• _Problem statement_:
Return the entries below in their exact form, leaving the pictures out.

• _Data entries_:
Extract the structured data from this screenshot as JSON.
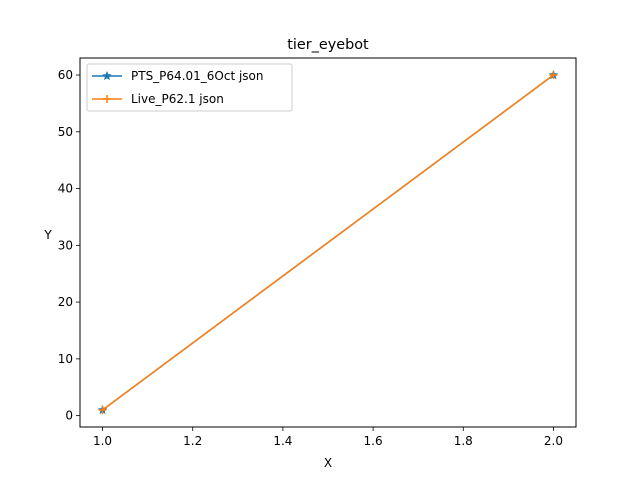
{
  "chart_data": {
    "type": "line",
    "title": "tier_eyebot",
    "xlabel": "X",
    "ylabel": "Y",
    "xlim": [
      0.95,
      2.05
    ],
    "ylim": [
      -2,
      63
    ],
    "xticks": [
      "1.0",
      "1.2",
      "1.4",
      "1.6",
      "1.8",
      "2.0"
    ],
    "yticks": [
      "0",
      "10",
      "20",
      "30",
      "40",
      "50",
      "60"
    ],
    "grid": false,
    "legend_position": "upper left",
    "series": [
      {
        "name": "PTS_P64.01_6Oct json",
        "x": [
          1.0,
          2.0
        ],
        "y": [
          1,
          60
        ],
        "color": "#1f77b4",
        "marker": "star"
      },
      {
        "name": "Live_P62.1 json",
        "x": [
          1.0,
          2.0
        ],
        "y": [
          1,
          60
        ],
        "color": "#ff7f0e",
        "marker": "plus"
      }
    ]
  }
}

• _Solution below_:
Extract the structured data from this screenshot as JSON.
{
  "chart_data": {
    "type": "line",
    "title": "tier_eyebot",
    "xlabel": "X",
    "ylabel": "Y",
    "xlim": [
      0.95,
      2.05
    ],
    "ylim": [
      -2,
      63
    ],
    "xticks": [
      "1.0",
      "1.2",
      "1.4",
      "1.6",
      "1.8",
      "2.0"
    ],
    "yticks": [
      "0",
      "10",
      "20",
      "30",
      "40",
      "50",
      "60"
    ],
    "grid": false,
    "legend_position": "upper left",
    "series": [
      {
        "name": "PTS_P64.01_6Oct json",
        "x": [
          1.0,
          2.0
        ],
        "y": [
          1,
          60
        ],
        "color": "#1f77b4",
        "marker": "star"
      },
      {
        "name": "Live_P62.1 json",
        "x": [
          1.0,
          2.0
        ],
        "y": [
          1,
          60
        ],
        "color": "#ff7f0e",
        "marker": "plus"
      }
    ]
  }
}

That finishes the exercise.